>>>>

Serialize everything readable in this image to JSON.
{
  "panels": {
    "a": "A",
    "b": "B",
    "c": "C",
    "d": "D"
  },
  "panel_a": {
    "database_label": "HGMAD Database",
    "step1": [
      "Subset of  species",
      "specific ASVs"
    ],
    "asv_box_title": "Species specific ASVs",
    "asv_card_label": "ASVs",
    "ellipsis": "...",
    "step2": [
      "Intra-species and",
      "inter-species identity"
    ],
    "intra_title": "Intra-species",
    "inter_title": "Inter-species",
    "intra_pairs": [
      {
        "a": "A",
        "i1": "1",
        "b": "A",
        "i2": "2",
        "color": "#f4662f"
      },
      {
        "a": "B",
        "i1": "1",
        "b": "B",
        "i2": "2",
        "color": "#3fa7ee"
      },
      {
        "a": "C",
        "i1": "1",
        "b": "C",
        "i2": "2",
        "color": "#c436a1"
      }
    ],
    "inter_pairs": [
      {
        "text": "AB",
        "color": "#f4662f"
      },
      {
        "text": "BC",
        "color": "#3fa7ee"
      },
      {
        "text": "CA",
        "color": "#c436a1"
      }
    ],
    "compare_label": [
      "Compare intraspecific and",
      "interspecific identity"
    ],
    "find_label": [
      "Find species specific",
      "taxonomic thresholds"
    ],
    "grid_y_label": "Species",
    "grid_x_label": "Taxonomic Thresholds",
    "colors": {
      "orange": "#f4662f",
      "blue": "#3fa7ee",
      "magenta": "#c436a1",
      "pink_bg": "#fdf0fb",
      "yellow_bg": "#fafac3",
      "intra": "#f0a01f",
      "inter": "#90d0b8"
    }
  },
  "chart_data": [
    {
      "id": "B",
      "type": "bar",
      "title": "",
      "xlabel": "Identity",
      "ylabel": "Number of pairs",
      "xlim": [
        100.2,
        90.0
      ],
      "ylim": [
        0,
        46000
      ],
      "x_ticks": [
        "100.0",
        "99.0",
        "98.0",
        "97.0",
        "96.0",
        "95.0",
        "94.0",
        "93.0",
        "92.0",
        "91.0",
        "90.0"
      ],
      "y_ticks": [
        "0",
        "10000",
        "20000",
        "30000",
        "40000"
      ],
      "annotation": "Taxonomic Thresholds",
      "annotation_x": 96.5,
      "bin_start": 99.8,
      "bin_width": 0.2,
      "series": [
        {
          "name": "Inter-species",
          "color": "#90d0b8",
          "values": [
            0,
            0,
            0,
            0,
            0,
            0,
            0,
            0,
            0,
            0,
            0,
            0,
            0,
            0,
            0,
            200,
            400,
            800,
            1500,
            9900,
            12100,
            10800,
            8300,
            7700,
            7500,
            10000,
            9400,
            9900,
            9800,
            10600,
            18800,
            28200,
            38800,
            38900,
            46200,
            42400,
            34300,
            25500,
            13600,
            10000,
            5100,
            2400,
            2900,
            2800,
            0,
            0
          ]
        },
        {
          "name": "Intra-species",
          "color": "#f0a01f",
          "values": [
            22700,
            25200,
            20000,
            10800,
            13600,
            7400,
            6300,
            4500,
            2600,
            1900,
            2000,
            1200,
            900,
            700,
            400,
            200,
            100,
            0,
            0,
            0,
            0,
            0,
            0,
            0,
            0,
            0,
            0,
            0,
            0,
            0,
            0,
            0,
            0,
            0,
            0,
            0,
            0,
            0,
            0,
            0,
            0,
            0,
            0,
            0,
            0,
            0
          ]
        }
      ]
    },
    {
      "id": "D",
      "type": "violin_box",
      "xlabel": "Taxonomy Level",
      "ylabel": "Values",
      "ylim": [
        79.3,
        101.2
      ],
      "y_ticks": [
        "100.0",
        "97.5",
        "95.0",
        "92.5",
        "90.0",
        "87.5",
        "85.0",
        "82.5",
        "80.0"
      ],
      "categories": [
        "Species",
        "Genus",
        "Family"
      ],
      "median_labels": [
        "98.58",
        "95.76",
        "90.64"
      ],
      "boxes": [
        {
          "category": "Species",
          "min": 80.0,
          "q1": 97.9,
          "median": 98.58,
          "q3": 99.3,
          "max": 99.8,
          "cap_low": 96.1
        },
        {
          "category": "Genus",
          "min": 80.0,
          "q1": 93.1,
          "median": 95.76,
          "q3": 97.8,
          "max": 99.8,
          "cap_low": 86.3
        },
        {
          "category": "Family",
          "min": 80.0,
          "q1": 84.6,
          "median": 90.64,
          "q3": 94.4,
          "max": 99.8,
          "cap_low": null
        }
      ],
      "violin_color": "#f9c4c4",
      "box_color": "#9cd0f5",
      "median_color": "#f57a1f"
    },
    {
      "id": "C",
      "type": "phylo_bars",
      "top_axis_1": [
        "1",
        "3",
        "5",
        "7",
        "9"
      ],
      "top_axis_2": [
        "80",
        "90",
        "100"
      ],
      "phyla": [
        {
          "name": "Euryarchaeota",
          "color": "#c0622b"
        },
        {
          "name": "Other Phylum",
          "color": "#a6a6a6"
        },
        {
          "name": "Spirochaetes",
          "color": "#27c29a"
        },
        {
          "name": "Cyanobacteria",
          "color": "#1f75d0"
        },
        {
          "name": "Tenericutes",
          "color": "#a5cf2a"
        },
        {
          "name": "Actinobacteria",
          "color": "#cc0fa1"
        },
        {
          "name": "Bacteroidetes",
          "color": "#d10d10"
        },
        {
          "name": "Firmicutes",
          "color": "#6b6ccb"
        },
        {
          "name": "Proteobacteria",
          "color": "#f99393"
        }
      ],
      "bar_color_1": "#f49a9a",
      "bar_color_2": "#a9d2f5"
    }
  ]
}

<<<<
>>>>

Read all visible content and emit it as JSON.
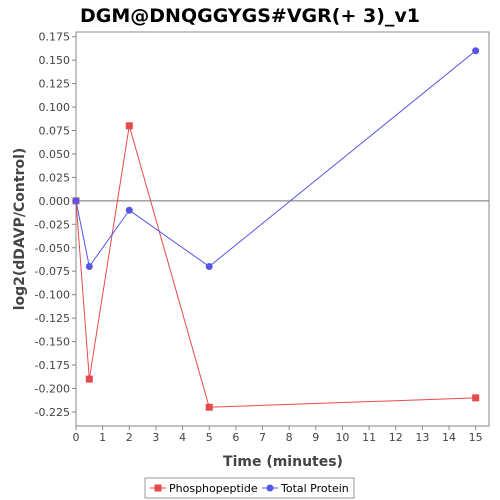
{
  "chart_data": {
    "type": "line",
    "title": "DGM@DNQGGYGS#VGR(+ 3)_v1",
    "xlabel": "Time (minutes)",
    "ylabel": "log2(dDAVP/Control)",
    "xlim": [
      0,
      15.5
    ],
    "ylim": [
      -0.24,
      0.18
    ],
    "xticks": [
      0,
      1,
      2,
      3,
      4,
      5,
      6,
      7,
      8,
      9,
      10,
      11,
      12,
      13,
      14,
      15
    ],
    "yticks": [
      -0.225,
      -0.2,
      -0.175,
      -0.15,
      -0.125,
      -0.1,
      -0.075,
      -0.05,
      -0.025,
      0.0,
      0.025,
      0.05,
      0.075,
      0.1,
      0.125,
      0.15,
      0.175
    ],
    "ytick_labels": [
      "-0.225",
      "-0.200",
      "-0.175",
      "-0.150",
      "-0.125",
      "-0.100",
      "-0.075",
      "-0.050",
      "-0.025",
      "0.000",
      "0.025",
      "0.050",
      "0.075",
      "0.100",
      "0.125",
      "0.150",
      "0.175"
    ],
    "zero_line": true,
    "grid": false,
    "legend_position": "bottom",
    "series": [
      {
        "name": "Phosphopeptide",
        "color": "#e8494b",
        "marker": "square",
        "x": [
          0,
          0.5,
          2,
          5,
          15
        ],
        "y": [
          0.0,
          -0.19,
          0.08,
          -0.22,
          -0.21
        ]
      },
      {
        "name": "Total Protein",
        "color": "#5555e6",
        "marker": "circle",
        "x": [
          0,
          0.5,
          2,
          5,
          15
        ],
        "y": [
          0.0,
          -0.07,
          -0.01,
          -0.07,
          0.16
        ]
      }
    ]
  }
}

<<<<

→ **Task requirements**
All lines with the word "JSON" must be located in the data and copied.

→ **Answer for this exercise**
Serialize everything readable in this image to JSON.
Read all visible content and emit it as JSON.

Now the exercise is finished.